* _ROWS_
■ ■ ■
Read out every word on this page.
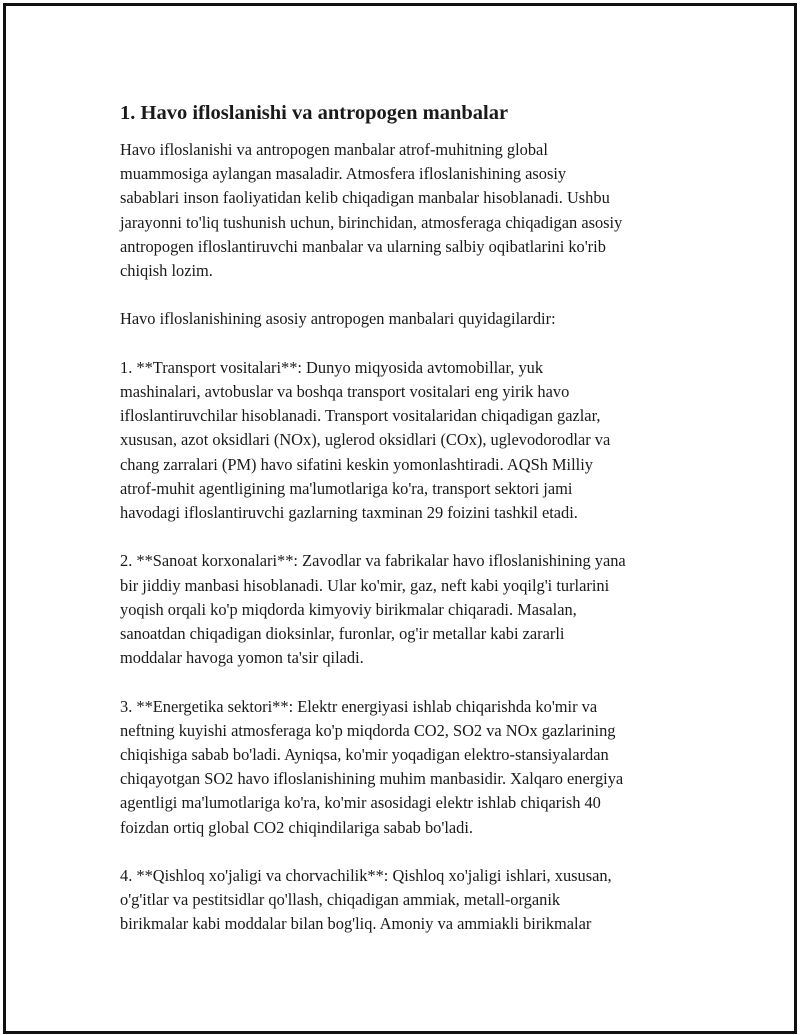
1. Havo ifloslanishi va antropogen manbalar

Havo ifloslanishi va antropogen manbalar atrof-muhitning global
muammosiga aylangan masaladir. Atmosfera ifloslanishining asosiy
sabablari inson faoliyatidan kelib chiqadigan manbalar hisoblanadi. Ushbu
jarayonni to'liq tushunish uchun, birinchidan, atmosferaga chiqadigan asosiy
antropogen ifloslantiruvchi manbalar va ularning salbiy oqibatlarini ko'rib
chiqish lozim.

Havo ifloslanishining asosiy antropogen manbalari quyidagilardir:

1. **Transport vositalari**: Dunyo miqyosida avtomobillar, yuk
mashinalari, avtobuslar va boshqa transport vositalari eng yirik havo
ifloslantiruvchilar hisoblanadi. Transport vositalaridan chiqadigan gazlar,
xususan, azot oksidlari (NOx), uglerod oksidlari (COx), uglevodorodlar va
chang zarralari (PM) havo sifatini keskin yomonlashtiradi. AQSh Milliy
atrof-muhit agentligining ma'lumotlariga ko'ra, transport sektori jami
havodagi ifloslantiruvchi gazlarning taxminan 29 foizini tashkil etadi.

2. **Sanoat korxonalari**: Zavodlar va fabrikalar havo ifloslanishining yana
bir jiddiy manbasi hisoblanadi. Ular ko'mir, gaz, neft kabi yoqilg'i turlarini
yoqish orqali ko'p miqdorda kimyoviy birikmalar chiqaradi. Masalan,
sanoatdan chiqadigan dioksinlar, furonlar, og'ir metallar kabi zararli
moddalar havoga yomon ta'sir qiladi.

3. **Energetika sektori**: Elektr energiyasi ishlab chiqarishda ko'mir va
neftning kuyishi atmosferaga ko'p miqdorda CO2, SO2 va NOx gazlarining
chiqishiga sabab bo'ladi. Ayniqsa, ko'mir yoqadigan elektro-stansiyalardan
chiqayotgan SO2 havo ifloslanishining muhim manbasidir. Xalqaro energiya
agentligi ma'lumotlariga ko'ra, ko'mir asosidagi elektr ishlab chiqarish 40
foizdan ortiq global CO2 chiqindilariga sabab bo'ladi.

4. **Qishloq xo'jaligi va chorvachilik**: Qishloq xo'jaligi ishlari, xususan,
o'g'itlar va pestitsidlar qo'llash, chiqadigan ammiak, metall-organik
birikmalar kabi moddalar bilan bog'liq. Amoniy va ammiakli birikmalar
■ ■ ■
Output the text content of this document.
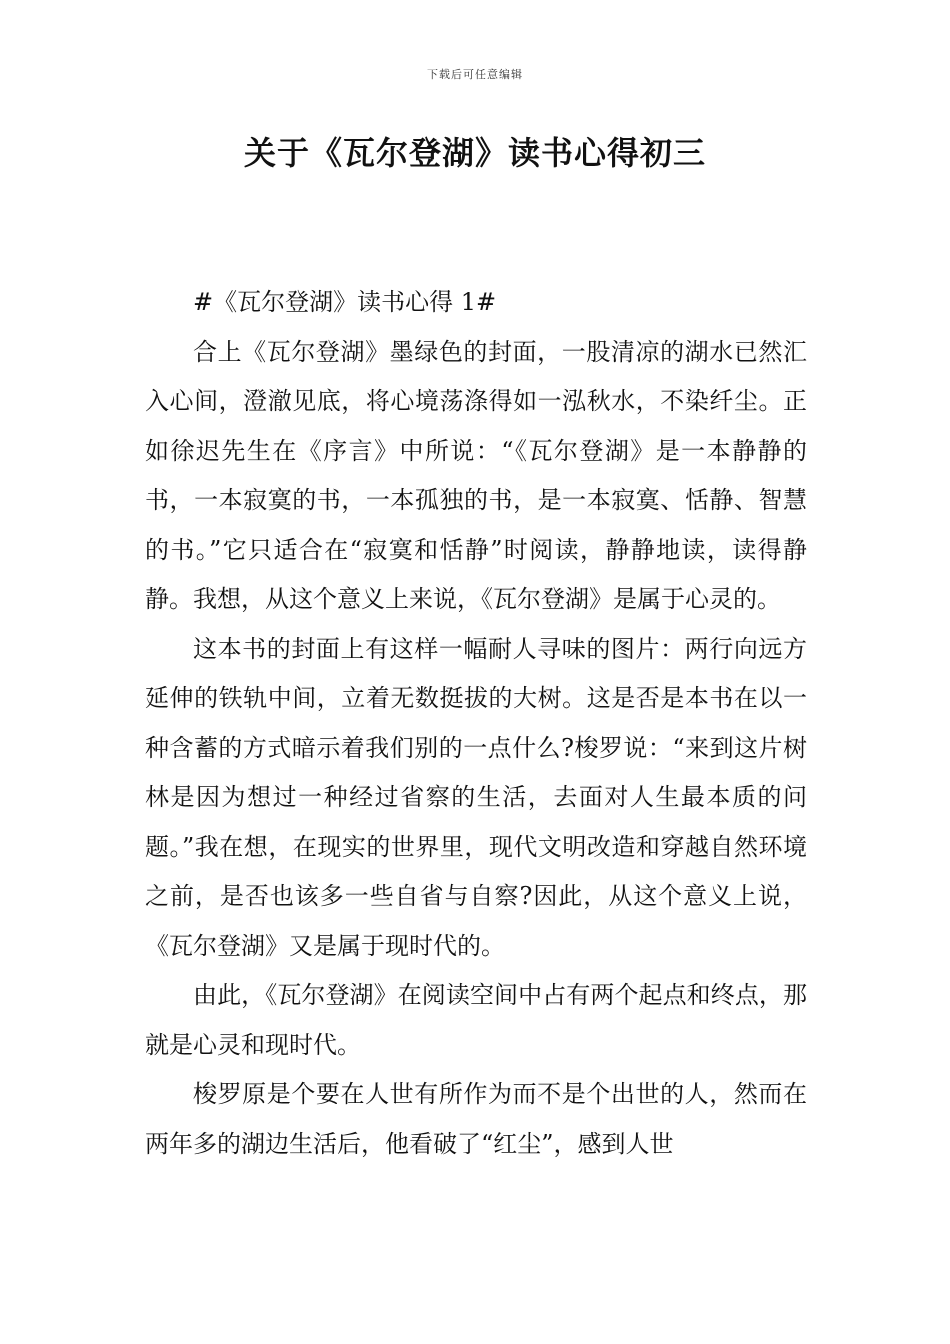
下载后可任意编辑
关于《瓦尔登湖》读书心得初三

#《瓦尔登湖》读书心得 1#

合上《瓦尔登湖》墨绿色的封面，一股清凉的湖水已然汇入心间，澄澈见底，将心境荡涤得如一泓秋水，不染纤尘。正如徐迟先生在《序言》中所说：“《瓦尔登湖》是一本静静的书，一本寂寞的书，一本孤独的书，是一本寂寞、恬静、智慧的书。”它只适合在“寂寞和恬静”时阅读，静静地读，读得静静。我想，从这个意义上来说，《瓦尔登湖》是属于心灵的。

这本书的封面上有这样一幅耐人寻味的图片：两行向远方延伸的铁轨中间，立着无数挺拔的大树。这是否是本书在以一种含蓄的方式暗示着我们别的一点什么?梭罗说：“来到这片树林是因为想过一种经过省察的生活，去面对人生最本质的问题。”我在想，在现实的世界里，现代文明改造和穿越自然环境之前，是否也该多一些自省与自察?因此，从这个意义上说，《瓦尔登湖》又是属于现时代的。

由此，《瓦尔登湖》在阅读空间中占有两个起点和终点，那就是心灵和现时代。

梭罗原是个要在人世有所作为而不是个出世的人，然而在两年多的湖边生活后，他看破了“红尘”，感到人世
■ ■ ■
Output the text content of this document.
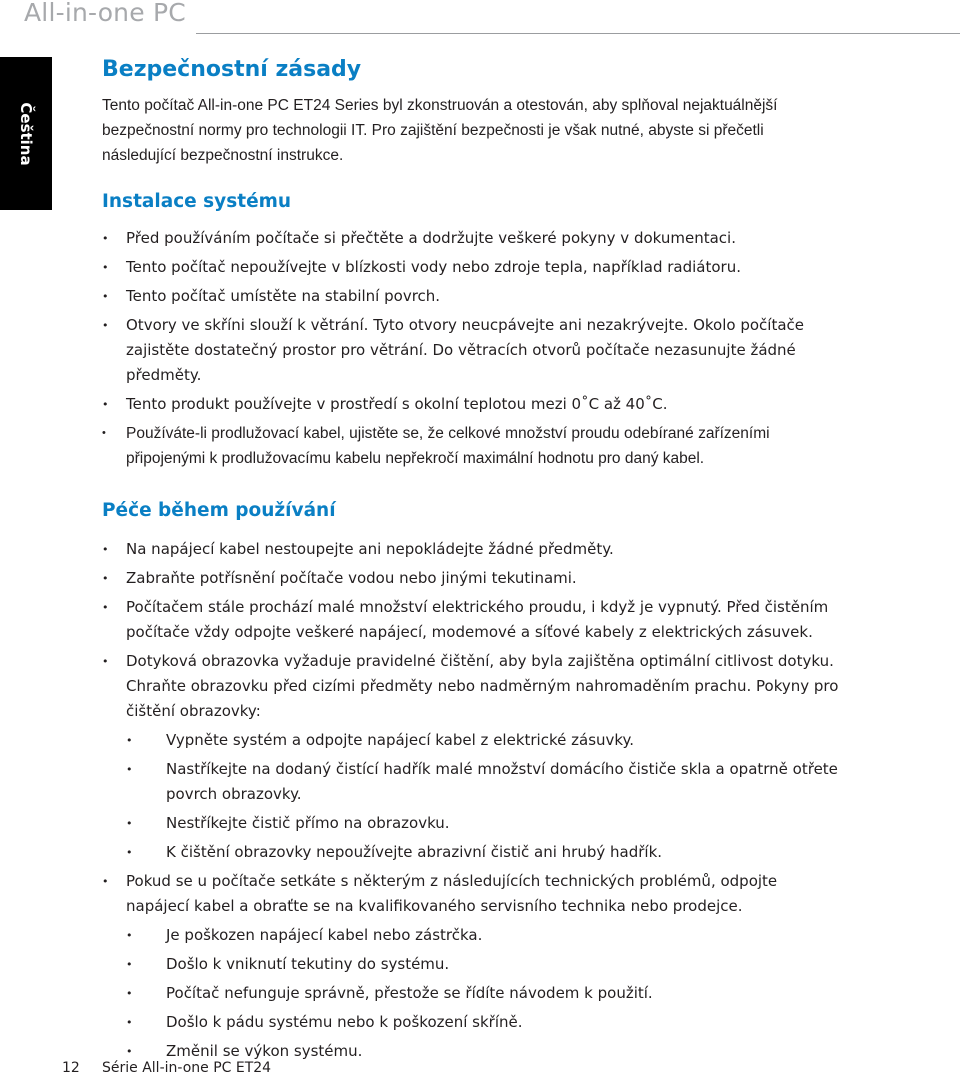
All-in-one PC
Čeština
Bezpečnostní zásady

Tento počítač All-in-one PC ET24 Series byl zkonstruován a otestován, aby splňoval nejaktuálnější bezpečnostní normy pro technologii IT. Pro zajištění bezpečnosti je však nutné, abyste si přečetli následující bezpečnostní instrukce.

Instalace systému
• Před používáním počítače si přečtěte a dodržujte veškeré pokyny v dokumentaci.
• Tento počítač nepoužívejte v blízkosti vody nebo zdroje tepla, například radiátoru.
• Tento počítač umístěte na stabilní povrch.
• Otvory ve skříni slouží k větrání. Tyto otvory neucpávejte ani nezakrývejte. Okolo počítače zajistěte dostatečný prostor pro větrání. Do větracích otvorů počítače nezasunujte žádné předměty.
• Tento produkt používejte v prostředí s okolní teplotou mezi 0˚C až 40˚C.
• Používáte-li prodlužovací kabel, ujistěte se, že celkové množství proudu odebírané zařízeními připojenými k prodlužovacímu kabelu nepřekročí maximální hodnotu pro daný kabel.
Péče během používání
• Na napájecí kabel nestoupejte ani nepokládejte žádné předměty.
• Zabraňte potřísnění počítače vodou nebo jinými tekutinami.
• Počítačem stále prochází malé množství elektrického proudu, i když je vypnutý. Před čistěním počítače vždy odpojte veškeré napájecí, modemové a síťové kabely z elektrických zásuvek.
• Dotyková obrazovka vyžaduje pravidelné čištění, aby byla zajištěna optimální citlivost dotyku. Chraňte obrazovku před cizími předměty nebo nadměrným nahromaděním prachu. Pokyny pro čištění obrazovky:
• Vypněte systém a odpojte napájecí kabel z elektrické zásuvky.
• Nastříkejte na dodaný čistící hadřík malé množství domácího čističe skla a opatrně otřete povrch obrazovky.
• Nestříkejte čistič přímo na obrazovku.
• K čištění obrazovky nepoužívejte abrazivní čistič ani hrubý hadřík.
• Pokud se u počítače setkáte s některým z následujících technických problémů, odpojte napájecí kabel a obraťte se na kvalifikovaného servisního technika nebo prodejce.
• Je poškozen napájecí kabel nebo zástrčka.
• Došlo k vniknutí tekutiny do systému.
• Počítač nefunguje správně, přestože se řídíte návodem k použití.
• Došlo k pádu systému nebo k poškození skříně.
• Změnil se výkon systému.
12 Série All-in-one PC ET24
■ ■ ■
* _PROBLEM TO WORK ON_
Copy out each line of the entries that holds "žádné".

* _TASK SOLUTION_
• Otvory ve skříni slouží k větrání. Tyto otvory neucpávejte ani nezakrývejte. Okolo počítače zajistěte dostatečný prostor pro větrání. Do větracích otvorů počítače nezasunujte žádné předměty.
• Na napájecí kabel nestoupejte ani nepokládejte žádné předměty.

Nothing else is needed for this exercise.